YOUR GOAL
Express the lines of the first block of entries as a JSON list of strings, one string per line, starting at the line that contains "menu-tools[interactable]: Tools —" and ending at the line that contains "undock-icon[interactable]: ⇱ —". Leave out any blank lines.

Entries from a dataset
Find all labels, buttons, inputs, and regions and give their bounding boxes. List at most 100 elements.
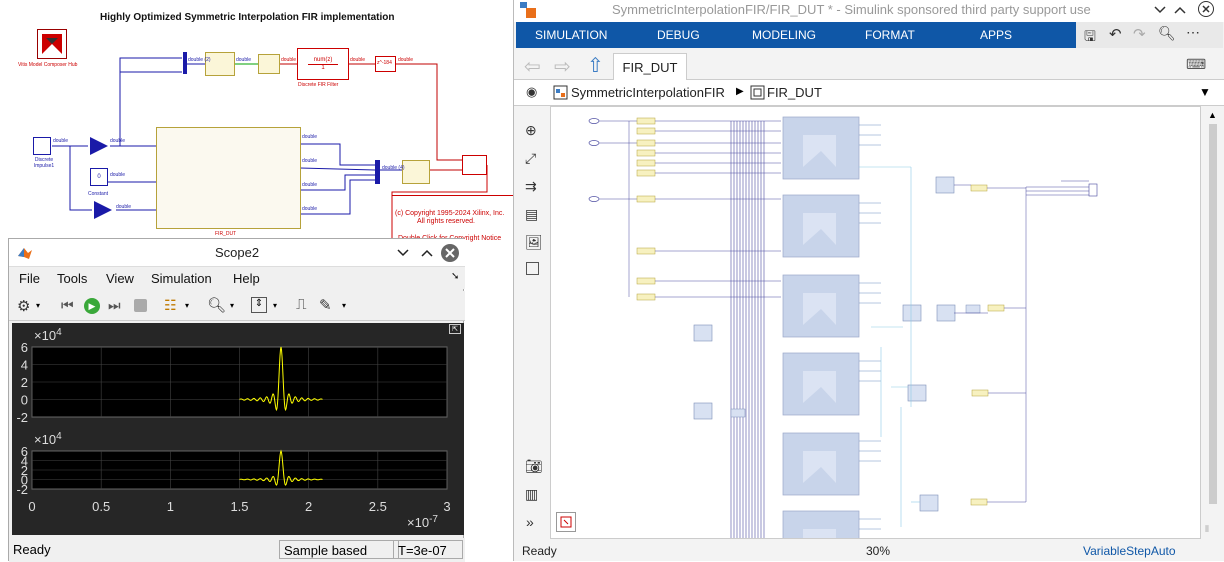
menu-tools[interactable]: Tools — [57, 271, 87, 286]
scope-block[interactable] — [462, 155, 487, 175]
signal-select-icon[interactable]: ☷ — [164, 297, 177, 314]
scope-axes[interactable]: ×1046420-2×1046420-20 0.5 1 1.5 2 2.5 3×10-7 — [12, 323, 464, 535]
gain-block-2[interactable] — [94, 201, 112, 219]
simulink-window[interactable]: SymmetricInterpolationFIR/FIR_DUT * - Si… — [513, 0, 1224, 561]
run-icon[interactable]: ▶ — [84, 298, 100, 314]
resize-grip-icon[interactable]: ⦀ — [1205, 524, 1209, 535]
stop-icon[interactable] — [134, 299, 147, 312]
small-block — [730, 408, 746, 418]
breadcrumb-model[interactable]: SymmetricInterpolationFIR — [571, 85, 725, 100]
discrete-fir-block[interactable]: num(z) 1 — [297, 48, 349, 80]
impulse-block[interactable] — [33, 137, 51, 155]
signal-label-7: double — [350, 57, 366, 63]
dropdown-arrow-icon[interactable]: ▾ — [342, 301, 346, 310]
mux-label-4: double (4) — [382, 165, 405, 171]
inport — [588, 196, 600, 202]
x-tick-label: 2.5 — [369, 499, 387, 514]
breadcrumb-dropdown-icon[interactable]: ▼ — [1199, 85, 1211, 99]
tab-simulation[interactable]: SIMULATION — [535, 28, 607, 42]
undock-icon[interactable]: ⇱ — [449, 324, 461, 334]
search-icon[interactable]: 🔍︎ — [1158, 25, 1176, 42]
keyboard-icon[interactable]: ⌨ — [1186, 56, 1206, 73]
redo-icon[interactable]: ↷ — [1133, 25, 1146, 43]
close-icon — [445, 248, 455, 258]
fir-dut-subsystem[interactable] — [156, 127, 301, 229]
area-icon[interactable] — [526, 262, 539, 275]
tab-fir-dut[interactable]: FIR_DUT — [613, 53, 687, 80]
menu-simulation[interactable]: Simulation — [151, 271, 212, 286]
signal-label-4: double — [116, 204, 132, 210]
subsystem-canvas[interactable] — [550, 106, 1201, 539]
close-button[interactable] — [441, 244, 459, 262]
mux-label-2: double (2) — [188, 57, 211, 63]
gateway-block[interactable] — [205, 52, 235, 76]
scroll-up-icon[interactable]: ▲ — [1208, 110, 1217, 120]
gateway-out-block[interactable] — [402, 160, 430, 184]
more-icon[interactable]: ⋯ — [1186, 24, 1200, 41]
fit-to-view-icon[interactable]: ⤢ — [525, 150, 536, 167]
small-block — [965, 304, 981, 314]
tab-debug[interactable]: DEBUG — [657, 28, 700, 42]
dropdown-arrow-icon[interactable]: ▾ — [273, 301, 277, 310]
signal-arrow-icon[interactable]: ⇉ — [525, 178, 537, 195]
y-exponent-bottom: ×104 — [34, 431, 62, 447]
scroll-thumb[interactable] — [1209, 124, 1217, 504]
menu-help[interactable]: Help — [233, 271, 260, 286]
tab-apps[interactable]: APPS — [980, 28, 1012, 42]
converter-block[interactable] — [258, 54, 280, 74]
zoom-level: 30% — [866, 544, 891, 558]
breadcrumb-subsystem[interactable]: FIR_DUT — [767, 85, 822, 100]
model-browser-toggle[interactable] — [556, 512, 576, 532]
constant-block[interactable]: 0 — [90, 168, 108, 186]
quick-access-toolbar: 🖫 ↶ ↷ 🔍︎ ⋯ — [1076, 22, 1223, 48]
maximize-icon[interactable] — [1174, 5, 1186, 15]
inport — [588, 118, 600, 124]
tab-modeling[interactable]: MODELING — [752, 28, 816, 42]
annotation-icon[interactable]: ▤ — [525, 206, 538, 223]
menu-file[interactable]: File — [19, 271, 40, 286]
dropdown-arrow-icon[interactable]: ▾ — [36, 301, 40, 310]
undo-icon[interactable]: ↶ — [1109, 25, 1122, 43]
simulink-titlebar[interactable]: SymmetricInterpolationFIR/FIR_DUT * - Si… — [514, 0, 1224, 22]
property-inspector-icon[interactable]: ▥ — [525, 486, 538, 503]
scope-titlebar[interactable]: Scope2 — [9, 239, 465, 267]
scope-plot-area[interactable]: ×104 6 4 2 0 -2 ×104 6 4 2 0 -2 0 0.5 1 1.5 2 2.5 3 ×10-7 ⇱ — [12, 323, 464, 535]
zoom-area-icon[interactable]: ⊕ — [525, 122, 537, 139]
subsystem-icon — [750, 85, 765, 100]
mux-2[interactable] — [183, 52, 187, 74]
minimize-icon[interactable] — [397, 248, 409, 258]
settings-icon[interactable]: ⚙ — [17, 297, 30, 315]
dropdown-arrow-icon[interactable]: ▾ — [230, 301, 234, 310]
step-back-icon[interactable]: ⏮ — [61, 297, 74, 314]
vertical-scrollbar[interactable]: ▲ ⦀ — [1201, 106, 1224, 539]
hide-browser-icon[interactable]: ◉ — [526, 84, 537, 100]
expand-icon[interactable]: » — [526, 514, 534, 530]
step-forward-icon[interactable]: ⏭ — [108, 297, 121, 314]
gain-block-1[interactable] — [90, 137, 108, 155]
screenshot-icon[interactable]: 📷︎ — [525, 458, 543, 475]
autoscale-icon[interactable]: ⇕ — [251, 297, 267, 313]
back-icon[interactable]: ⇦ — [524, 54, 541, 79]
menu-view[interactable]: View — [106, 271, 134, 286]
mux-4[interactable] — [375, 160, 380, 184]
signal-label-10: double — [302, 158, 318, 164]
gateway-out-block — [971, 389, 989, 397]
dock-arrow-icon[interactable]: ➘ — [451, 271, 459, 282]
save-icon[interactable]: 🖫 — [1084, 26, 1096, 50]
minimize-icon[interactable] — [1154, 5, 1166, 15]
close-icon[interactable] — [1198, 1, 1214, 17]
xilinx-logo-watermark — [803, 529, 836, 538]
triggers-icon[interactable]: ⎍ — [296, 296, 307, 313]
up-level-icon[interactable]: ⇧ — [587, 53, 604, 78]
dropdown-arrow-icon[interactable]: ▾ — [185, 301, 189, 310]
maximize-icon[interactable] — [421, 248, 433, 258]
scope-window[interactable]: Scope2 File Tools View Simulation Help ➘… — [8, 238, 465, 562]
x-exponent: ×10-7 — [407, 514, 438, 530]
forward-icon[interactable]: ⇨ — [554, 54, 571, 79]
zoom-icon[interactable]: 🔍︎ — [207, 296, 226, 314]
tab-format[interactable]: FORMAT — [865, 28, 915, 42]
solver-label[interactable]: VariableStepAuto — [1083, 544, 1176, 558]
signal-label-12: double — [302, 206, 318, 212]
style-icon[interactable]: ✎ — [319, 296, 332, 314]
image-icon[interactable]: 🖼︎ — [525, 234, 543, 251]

---

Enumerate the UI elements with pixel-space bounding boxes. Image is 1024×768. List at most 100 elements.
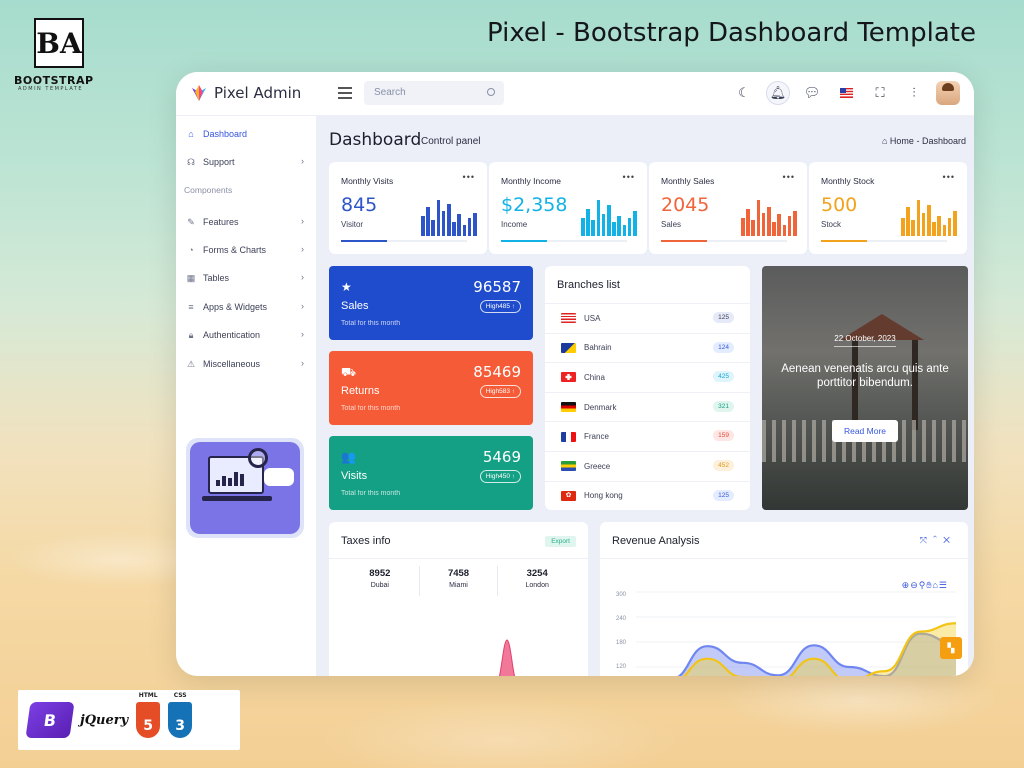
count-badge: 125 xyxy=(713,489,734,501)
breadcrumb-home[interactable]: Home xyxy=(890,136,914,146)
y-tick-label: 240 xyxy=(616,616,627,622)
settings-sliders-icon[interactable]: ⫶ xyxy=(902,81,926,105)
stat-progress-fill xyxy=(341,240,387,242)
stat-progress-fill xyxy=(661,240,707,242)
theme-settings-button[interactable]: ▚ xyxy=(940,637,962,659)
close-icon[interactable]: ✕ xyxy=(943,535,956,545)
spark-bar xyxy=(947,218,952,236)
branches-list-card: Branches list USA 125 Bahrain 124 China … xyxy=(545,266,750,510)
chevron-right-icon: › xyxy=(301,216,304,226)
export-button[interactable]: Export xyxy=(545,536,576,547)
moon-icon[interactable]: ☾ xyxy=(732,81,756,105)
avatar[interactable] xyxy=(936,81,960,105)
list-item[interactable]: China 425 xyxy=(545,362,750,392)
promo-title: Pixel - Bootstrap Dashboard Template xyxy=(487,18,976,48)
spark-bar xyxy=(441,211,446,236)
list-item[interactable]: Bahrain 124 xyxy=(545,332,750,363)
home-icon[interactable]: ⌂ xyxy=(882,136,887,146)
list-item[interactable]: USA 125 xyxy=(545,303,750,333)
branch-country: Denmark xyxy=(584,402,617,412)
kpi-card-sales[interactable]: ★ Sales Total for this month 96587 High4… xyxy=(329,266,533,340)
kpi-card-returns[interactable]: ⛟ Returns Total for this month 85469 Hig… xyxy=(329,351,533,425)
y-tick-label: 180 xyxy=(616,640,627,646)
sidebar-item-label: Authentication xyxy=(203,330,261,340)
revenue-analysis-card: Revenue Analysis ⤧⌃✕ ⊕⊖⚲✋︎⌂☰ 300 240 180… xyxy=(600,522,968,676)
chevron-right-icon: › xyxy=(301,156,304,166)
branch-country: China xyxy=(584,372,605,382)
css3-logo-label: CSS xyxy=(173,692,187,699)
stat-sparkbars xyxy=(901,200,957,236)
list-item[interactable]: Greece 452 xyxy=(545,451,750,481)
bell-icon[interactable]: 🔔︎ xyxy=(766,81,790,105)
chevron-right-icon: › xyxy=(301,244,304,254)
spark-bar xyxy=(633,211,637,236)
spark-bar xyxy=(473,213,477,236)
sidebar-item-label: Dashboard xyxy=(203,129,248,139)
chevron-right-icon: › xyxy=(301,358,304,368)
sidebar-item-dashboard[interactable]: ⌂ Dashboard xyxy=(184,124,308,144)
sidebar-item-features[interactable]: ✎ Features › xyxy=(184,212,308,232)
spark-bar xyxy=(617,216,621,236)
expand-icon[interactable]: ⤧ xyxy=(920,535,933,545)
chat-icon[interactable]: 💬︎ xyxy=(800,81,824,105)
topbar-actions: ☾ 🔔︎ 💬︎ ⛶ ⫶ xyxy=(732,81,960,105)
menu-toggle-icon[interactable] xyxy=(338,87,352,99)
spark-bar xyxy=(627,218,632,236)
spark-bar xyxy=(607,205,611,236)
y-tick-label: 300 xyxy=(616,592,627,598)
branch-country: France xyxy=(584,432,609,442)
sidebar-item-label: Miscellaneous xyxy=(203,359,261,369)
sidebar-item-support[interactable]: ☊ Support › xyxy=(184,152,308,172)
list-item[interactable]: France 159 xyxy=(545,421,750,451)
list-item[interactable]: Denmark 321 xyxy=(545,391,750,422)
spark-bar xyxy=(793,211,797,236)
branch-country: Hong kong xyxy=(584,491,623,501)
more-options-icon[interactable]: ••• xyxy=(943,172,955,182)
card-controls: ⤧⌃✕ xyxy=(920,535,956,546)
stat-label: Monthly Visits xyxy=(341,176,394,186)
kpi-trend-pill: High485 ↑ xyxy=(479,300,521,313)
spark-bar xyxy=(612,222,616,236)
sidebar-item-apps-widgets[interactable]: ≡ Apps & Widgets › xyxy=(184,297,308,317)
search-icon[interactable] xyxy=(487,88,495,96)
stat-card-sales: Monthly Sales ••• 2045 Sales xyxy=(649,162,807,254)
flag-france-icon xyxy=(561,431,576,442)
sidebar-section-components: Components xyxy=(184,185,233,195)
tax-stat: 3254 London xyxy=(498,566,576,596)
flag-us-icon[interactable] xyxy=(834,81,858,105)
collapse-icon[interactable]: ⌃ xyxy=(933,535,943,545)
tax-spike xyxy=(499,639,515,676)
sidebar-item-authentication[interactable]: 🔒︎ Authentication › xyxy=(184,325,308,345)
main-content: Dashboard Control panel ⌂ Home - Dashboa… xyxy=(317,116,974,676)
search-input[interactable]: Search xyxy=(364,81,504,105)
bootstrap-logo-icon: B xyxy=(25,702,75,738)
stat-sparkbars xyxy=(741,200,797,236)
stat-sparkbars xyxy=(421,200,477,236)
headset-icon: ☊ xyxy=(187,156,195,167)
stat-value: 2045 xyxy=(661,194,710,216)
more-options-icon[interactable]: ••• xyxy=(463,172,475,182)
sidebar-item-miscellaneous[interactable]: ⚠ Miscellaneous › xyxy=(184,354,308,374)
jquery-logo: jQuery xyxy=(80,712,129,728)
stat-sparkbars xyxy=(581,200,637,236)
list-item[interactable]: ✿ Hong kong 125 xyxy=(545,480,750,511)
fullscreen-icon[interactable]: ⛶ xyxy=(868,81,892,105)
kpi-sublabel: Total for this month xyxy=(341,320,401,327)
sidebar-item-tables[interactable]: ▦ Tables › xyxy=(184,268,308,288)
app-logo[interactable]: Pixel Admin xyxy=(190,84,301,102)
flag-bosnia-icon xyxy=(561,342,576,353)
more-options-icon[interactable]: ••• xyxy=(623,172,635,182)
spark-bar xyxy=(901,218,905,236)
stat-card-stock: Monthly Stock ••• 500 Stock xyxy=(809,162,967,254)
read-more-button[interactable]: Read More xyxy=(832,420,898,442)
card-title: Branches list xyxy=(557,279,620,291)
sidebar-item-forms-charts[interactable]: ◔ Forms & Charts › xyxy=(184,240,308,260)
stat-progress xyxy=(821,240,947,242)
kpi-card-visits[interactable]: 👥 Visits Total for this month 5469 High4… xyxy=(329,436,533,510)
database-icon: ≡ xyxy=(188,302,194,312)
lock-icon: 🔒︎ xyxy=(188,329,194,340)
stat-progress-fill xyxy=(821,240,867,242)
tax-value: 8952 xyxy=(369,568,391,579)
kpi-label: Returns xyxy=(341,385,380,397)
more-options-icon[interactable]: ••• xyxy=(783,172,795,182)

TASK RESULT
[
  "menu-tools[interactable]: Tools — [57, 271, 87, 286]",
  "scope-block[interactable] — [462, 155, 487, 175]",
  "signal-select-icon[interactable]: ☷ — [164, 297, 177, 314]",
  "scope-axes[interactable]: ×1046420-2×1046420-20 0.5 1 1.5 2 2.5 3×10-7 — [12, 323, 464, 535]",
  "gain-block-2[interactable] — [94, 201, 112, 219]",
  "simulink-window[interactable]: SymmetricInterpolationFIR/FIR_DUT * - Si… — [513, 0, 1224, 561]",
  "run-icon[interactable]: ▶ — [84, 298, 100, 314]",
  "resize-grip-icon[interactable]: ⦀ — [1205, 524, 1209, 535]",
  "stop-icon[interactable] — [134, 299, 147, 312]",
  "small-block — [730, 408, 746, 418]",
  "breadcrumb-model[interactable]: SymmetricInterpolationFIR — [571, 85, 725, 100]",
  "discrete-fir-block[interactable]: num(z) 1 — [297, 48, 349, 80]",
  "impulse-block[interactable] — [33, 137, 51, 155]",
  "signal-label-7: double — [350, 57, 366, 63]",
  "dropdown-arrow-icon[interactable]: ▾ — [342, 301, 346, 310]",
  "mux-label-4: double (4) — [382, 165, 405, 171]",
  "inport — [588, 196, 600, 202]",
  "x-tick-label: 2.5 — [369, 499, 387, 514]",
  "breadcrumb-dropdown-icon[interactable]: ▼ — [1199, 85, 1211, 99]",
  "tab-simulation[interactable]: SIMULATION — [535, 28, 607, 42]",
  "undock-icon[interactable]: ⇱ — [449, 324, 461, 334]"
]